- _Task_
The entire listing is to be repeated verbatim.

= = = =

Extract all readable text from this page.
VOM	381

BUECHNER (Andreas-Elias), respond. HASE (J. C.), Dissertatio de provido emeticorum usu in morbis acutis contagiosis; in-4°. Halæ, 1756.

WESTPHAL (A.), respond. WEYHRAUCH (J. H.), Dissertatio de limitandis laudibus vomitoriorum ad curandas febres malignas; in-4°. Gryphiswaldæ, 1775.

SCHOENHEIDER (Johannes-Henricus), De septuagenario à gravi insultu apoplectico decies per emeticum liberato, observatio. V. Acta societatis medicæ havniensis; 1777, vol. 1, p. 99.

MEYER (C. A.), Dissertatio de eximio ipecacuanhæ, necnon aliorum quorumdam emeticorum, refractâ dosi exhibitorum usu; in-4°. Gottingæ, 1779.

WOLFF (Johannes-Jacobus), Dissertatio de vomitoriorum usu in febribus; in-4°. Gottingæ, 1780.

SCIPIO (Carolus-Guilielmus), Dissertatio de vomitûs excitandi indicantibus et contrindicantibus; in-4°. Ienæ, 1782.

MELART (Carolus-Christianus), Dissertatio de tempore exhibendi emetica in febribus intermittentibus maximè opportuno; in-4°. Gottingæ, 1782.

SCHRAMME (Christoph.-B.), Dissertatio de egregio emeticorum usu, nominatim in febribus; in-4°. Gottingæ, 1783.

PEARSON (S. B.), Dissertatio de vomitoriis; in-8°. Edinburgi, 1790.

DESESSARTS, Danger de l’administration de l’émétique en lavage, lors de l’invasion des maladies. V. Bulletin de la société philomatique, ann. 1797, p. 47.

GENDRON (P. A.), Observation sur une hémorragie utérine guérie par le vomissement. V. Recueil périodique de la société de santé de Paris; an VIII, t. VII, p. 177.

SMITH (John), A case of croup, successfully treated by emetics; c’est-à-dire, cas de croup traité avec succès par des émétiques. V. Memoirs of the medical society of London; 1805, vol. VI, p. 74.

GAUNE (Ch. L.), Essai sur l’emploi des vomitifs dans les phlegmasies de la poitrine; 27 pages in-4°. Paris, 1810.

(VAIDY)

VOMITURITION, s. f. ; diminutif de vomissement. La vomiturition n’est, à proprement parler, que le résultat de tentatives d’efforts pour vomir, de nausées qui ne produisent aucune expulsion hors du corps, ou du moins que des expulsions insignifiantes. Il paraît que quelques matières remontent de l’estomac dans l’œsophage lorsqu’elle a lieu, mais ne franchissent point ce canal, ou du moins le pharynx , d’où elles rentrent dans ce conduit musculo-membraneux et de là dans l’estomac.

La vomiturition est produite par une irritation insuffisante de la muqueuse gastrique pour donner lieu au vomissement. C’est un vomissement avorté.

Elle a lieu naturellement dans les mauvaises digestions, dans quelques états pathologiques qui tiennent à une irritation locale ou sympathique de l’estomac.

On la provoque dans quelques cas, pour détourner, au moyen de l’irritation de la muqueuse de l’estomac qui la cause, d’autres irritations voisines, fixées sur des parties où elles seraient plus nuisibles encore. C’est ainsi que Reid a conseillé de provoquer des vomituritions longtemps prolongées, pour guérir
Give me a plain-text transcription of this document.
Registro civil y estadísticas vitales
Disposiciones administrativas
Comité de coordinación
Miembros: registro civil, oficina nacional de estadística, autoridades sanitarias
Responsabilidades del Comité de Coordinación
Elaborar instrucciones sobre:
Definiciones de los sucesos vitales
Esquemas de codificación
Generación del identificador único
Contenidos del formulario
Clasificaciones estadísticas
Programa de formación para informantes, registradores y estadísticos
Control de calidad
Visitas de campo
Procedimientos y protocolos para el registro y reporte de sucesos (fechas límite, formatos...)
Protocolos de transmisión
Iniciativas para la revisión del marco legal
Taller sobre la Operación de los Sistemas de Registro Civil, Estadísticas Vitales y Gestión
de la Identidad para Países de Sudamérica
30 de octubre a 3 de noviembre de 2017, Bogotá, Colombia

= = = =

- _Output of the exercise_
Extract all readable text from this page.
VOM	381

BUECHNER (Andreas-Elias), respond. HASE (J. C.), Dissertatio de provido emeticorum usu in morbis acutis contagiosis; in-4°. Halæ, 1756.

WESTPHAL (A.), respond. WEYHRAUCH (J. H.), Dissertatio de limitandis laudibus vomitoriorum ad curandas febres malignas; in-4°. Gryphiswaldæ, 1775.

SCHOENHEIDER (Johannes-Henricus), De septuagenario à gravi insultu apoplectico decies per emeticum liberato, observatio. V. Acta societatis medicæ havniensis; 1777, vol. 1, p. 99.

MEYER (C. A.), Dissertatio de eximio ipecacuanhæ, necnon aliorum quorumdam emeticorum, refractâ dosi exhibitorum usu; in-4°. Gottingæ, 1779.

WOLFF (Johannes-Jacobus), Dissertatio de vomitoriorum usu in febribus; in-4°. Gottingæ, 1780.

SCIPIO (Carolus-Guilielmus), Dissertatio de vomitûs excitandi indicantibus et contrindicantibus; in-4°. Ienæ, 1782.

MELART (Carolus-Christianus), Dissertatio de tempore exhibendi emetica in febribus intermittentibus maximè opportuno; in-4°. Gottingæ, 1782.

SCHRAMME (Christoph.-B.), Dissertatio de egregio emeticorum usu, nominatim in febribus; in-4°. Gottingæ, 1783.

PEARSON (S. B.), Dissertatio de vomitoriis; in-8°. Edinburgi, 1790.

DESESSARTS, Danger de l’administration de l’émétique en lavage, lors de l’invasion des maladies. V. Bulletin de la société philomatique, ann. 1797, p. 47.

GENDRON (P. A.), Observation sur une hémorragie utérine guérie par le vomissement. V. Recueil périodique de la société de santé de Paris; an VIII, t. VII, p. 177.

SMITH (John), A case of croup, successfully treated by emetics; c’est-à-dire, cas de croup traité avec succès par des émétiques. V. Memoirs of the medical society of London; 1805, vol. VI, p. 74.

GAUNE (Ch. L.), Essai sur l’emploi des vomitifs dans les phlegmasies de la poitrine; 27 pages in-4°. Paris, 1810.

(VAIDY)

VOMITURITION, s. f. ; diminutif de vomissement. La vomiturition n’est, à proprement parler, que le résultat de tentatives d’efforts pour vomir, de nausées qui ne produisent aucune expulsion hors du corps, ou du moins que des expulsions insignifiantes. Il paraît que quelques matières remontent de l’estomac dans l’œsophage lorsqu’elle a lieu, mais ne franchissent point ce canal, ou du moins le pharynx , d’où elles rentrent dans ce conduit musculo-membraneux et de là dans l’estomac.

La vomiturition est produite par une irritation insuffisante de la muqueuse gastrique pour donner lieu au vomissement. C’est un vomissement avorté.

Elle a lieu naturellement dans les mauvaises digestions, dans quelques états pathologiques qui tiennent à une irritation locale ou sympathique de l’estomac.

On la provoque dans quelques cas, pour détourner, au moyen de l’irritation de la muqueuse de l’estomac qui la cause, d’autres irritations voisines, fixées sur des parties où elles seraient plus nuisibles encore. C’est ainsi que Reid a conseillé de provoquer des vomituritions longtemps prolongées, pour guérir
Give me a plain-text transcription of this document.
Registro civil y estadísticas vitales
Disposiciones administrativas
Comité de coordinación
Miembros: registro civil, oficina nacional de estadística, autoridades sanitarias
Responsabilidades del Comité de Coordinación
Elaborar instrucciones sobre:
Definiciones de los sucesos vitales
Esquemas de codificación
Generación del identificador único
Contenidos del formulario
Clasificaciones estadísticas
Programa de formación para informantes, registradores y estadísticos
Control de calidad
Visitas de campo
Procedimientos y protocolos para el registro y reporte de sucesos (fechas límite, formatos...)
Protocolos de transmisión
Iniciativas para la revisión del marco legal
Taller sobre la Operación de los Sistemas de Registro Civil, Estadísticas Vitales y Gestión
de la Identidad para Países de Sudamérica
30 de octubre a 3 de noviembre de 2017, Bogotá, Colombia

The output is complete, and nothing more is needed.